*Short problem*: Pull out each line of the data that includes the word "bolted".

● ● ● ● ●

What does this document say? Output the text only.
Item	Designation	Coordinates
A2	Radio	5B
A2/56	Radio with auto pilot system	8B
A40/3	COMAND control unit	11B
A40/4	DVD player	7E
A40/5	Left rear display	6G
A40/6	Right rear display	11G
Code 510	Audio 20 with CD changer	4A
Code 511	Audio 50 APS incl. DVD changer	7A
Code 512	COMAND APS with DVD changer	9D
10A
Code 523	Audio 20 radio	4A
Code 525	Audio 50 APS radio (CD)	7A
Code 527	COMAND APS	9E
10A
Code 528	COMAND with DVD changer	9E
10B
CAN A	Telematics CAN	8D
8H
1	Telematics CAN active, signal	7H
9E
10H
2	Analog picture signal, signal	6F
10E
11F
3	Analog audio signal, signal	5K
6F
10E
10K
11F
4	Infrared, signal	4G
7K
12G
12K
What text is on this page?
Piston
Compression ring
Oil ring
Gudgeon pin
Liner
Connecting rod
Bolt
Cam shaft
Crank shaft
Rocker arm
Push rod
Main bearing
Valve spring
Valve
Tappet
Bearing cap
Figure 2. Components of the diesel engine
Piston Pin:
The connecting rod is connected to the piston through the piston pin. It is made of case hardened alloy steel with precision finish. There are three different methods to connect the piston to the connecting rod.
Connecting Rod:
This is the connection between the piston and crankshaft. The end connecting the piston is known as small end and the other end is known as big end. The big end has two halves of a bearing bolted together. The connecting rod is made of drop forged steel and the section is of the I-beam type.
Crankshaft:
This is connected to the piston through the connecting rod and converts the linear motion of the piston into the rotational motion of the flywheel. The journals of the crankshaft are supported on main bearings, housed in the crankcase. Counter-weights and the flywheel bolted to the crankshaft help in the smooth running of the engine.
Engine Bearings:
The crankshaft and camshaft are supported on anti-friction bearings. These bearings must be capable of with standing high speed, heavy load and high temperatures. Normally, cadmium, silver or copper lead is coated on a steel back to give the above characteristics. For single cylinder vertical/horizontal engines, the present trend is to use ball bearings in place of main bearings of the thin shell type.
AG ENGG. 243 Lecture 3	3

● ● ● ● ●

*Answer in full*:
This is the connection between the piston and crankshaft. The end connecting the piston is known as small end and the other end is known as big end. The big end has two halves of a bearing bolted together. The connecting rod is made of drop forged steel and the section is of the I-beam type.
This is connected to the piston through the connecting rod and converts the linear motion of the piston into the rotational motion of the flywheel. The journals of the crankshaft are supported on main bearings, housed in the crankcase. Counter-weights and the flywheel bolted to the crankshaft help in the smooth running of the engine.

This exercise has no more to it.